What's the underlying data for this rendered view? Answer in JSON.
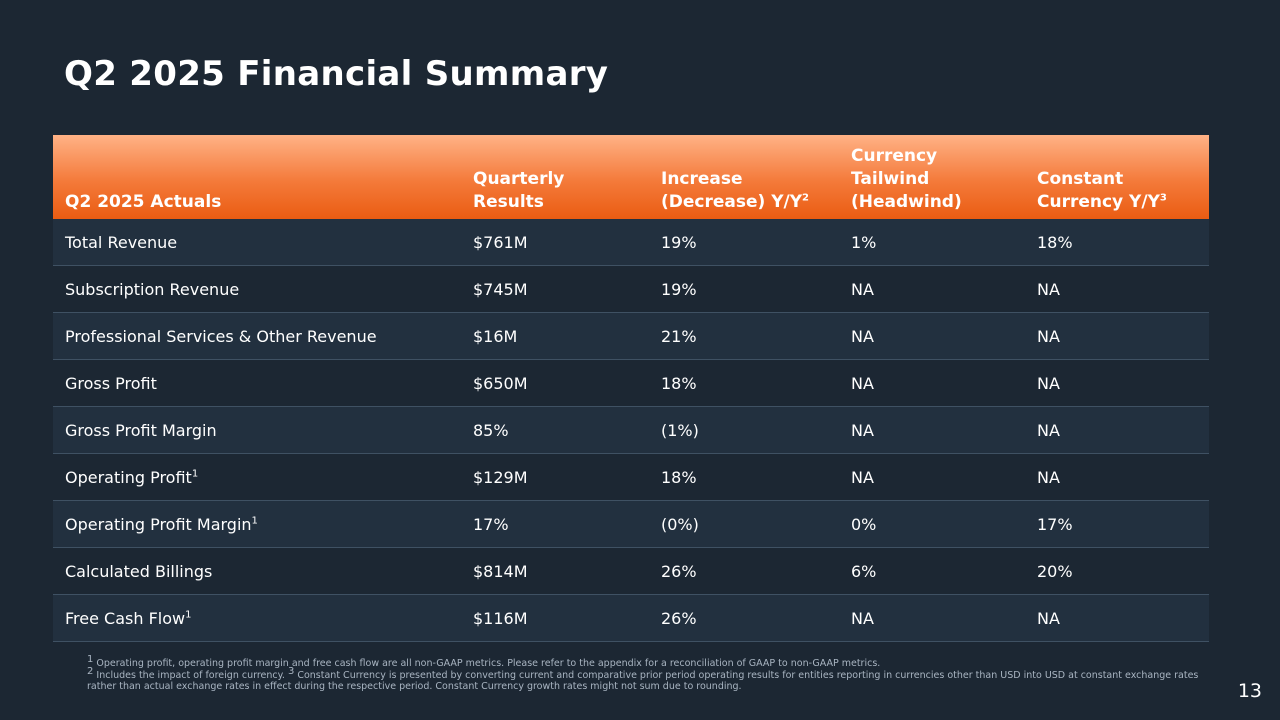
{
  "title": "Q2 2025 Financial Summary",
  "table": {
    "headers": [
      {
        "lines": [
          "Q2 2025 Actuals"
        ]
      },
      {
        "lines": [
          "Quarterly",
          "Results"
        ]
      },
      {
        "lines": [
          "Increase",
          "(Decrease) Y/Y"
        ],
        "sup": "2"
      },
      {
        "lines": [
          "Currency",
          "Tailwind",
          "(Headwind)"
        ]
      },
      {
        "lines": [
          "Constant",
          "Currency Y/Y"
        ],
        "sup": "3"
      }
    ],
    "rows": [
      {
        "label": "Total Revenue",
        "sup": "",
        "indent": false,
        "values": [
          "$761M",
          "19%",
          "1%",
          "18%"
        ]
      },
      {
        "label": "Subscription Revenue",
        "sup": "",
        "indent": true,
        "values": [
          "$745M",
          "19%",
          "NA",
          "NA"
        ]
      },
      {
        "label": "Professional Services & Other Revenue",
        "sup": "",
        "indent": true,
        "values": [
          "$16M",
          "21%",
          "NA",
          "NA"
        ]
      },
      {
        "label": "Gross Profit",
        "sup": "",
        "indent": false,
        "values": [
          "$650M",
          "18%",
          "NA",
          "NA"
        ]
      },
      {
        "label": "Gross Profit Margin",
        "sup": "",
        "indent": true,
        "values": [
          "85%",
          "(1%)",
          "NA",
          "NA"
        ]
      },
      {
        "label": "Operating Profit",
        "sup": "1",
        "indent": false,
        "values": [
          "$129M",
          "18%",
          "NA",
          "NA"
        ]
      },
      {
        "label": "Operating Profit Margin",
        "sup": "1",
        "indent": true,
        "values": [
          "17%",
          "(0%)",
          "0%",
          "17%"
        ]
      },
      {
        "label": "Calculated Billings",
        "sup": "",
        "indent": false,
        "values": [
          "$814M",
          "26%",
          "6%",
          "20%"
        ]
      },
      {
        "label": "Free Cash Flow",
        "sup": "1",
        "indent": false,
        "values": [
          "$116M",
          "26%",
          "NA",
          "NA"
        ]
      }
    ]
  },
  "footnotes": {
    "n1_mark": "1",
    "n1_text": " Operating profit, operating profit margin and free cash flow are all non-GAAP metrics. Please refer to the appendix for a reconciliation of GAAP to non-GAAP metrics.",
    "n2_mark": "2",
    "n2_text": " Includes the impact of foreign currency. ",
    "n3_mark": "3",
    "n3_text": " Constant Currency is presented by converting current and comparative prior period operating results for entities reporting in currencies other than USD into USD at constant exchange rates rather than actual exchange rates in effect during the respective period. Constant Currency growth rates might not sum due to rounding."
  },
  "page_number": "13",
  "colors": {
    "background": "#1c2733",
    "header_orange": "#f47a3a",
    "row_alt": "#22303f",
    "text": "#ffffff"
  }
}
::::::
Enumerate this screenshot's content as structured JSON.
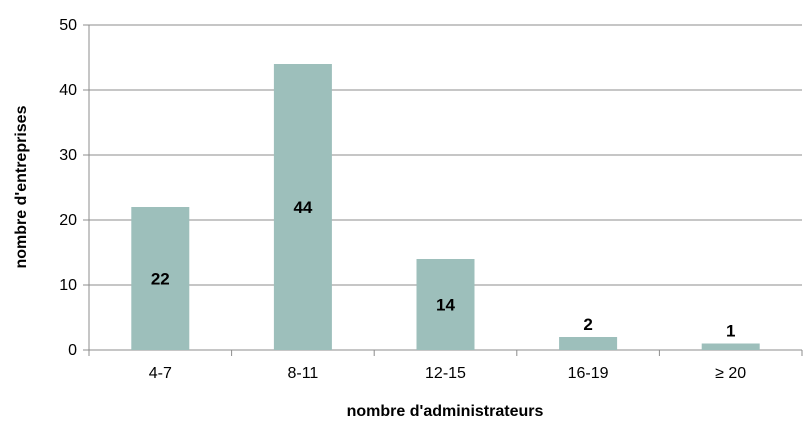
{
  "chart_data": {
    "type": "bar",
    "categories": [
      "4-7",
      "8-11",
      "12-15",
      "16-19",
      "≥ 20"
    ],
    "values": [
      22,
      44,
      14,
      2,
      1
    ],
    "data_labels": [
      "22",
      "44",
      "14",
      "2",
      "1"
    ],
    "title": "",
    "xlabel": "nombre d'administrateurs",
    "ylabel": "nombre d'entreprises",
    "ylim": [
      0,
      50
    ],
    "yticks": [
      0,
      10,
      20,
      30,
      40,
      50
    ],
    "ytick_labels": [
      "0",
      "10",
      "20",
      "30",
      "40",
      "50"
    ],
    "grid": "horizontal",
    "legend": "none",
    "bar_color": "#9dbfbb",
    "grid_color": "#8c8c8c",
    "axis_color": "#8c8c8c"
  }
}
::::::
What you have to do
Return from the data every line that holds "Revenue".

Completed exercise
        "label": "Total Revenue",
        "label": "Subscription Revenue",
        "label": "Professional Services & Other Revenue",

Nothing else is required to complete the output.